Task to carry out:
Locate each line below that includes "production" and reproduce it.
— Start —
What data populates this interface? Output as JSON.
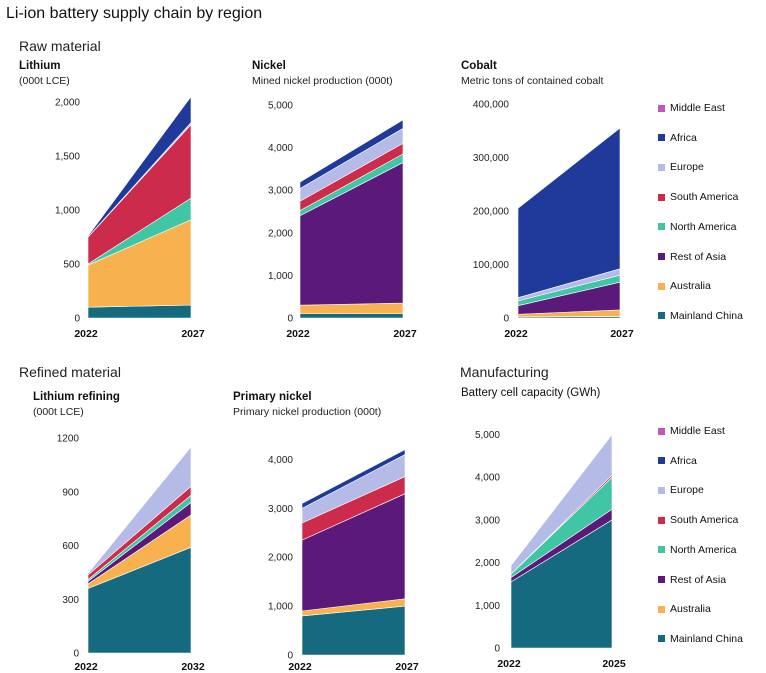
{
  "title": "Li-ion battery supply chain by region",
  "sections": {
    "raw": "Raw material",
    "refined": "Refined material",
    "manufacturing": "Manufacturing"
  },
  "legend": [
    {
      "name": "Middle East",
      "color": "#c157b8"
    },
    {
      "name": "Africa",
      "color": "#1f3a9b"
    },
    {
      "name": "Europe",
      "color": "#b3bbe6"
    },
    {
      "name": "South America",
      "color": "#cc2b4b"
    },
    {
      "name": "North America",
      "color": "#40c6a4"
    },
    {
      "name": "Rest of Asia",
      "color": "#5b1a7a"
    },
    {
      "name": "Australia",
      "color": "#f7b24f"
    },
    {
      "name": "Mainland China",
      "color": "#166a7f"
    }
  ],
  "chart_data": [
    {
      "type": "area",
      "title": "Lithium",
      "subtitle": "(000t LCE)",
      "x": [
        "2022",
        "2027"
      ],
      "ylim": [
        0,
        2000
      ],
      "yticks": [
        "0",
        "500",
        "1,000",
        "1,500",
        "2,000"
      ],
      "stacked": true,
      "series": [
        {
          "name": "Mainland China",
          "values": [
            100,
            120
          ]
        },
        {
          "name": "Australia",
          "values": [
            390,
            790
          ]
        },
        {
          "name": "Rest of Asia",
          "values": [
            0,
            0
          ]
        },
        {
          "name": "North America",
          "values": [
            10,
            200
          ]
        },
        {
          "name": "South America",
          "values": [
            250,
            680
          ]
        },
        {
          "name": "Europe",
          "values": [
            0,
            20
          ]
        },
        {
          "name": "Africa",
          "values": [
            10,
            240
          ]
        },
        {
          "name": "Middle East",
          "values": [
            0,
            0
          ]
        }
      ]
    },
    {
      "type": "area",
      "title": "Nickel",
      "subtitle": "Mined nickel production (000t)",
      "x": [
        "2022",
        "2027"
      ],
      "ylim": [
        0,
        5000
      ],
      "yticks": [
        "0",
        "1,000",
        "2,000",
        "3,000",
        "4,000",
        "5,000"
      ],
      "stacked": true,
      "series": [
        {
          "name": "Mainland China",
          "values": [
            100,
            100
          ]
        },
        {
          "name": "Australia",
          "values": [
            200,
            250
          ]
        },
        {
          "name": "Rest of Asia",
          "values": [
            2100,
            3300
          ]
        },
        {
          "name": "North America",
          "values": [
            120,
            200
          ]
        },
        {
          "name": "South America",
          "values": [
            220,
            250
          ]
        },
        {
          "name": "Europe",
          "values": [
            300,
            350
          ]
        },
        {
          "name": "Africa",
          "values": [
            150,
            200
          ]
        },
        {
          "name": "Middle East",
          "values": [
            0,
            0
          ]
        }
      ]
    },
    {
      "type": "area",
      "title": "Cobalt",
      "subtitle": "Metric tons of contained cobalt",
      "x": [
        "2022",
        "2027"
      ],
      "ylim": [
        0,
        400000
      ],
      "yticks": [
        "0",
        "100,000",
        "200,000",
        "300,000",
        "400,000"
      ],
      "stacked": true,
      "series": [
        {
          "name": "Mainland China",
          "values": [
            2000,
            3000
          ]
        },
        {
          "name": "Australia",
          "values": [
            5000,
            12000
          ]
        },
        {
          "name": "Rest of Asia",
          "values": [
            16000,
            52000
          ]
        },
        {
          "name": "North America",
          "values": [
            9000,
            13000
          ]
        },
        {
          "name": "South America",
          "values": [
            0,
            0
          ]
        },
        {
          "name": "Europe",
          "values": [
            6000,
            12000
          ]
        },
        {
          "name": "Africa",
          "values": [
            167000,
            263000
          ]
        },
        {
          "name": "Middle East",
          "values": [
            0,
            0
          ]
        }
      ]
    },
    {
      "type": "area",
      "title": "Lithium refining",
      "subtitle": "(000t LCE)",
      "x": [
        "2022",
        "2032"
      ],
      "ylim": [
        0,
        1200
      ],
      "yticks": [
        "0",
        "300",
        "600",
        "900",
        "1200"
      ],
      "stacked": true,
      "series": [
        {
          "name": "Mainland China",
          "values": [
            360,
            590
          ]
        },
        {
          "name": "Australia",
          "values": [
            25,
            180
          ]
        },
        {
          "name": "Rest of Asia",
          "values": [
            15,
            70
          ]
        },
        {
          "name": "North America",
          "values": [
            10,
            40
          ]
        },
        {
          "name": "South America",
          "values": [
            25,
            50
          ]
        },
        {
          "name": "Europe",
          "values": [
            10,
            220
          ]
        },
        {
          "name": "Africa",
          "values": [
            0,
            0
          ]
        },
        {
          "name": "Middle East",
          "values": [
            0,
            0
          ]
        }
      ]
    },
    {
      "type": "area",
      "title": "Primary nickel",
      "subtitle": "Primary nickel production (000t)",
      "x": [
        "2022",
        "2027"
      ],
      "ylim": [
        0,
        4500
      ],
      "yticks": [
        "0",
        "1,000",
        "2,000",
        "3,000",
        "4,000"
      ],
      "stacked": true,
      "series": [
        {
          "name": "Mainland China",
          "values": [
            800,
            1000
          ]
        },
        {
          "name": "Australia",
          "values": [
            100,
            150
          ]
        },
        {
          "name": "Rest of Asia",
          "values": [
            1450,
            2150
          ]
        },
        {
          "name": "North America",
          "values": [
            0,
            0
          ]
        },
        {
          "name": "South America",
          "values": [
            350,
            350
          ]
        },
        {
          "name": "Europe",
          "values": [
            300,
            450
          ]
        },
        {
          "name": "Africa",
          "values": [
            100,
            100
          ]
        },
        {
          "name": "Middle East",
          "values": [
            0,
            0
          ]
        }
      ]
    },
    {
      "type": "area",
      "title": "Battery cell capacity (GWh)",
      "subtitle": "",
      "x": [
        "2022",
        "2025"
      ],
      "ylim": [
        0,
        5200
      ],
      "yticks": [
        "0",
        "1,000",
        "2,000",
        "3,000",
        "4,000",
        "5,000"
      ],
      "stacked": true,
      "series": [
        {
          "name": "Mainland China",
          "values": [
            1550,
            3000
          ]
        },
        {
          "name": "Australia",
          "values": [
            0,
            0
          ]
        },
        {
          "name": "Rest of Asia",
          "values": [
            100,
            250
          ]
        },
        {
          "name": "North America",
          "values": [
            80,
            750
          ]
        },
        {
          "name": "South America",
          "values": [
            0,
            50
          ]
        },
        {
          "name": "Europe",
          "values": [
            200,
            950
          ]
        },
        {
          "name": "Africa",
          "values": [
            0,
            0
          ]
        },
        {
          "name": "Middle East",
          "values": [
            0,
            0
          ]
        }
      ]
    }
  ]
}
— End —
Expected answer:
      "subtitle": "Mined nickel production (000t)",
      "subtitle": "Primary nickel production (000t)",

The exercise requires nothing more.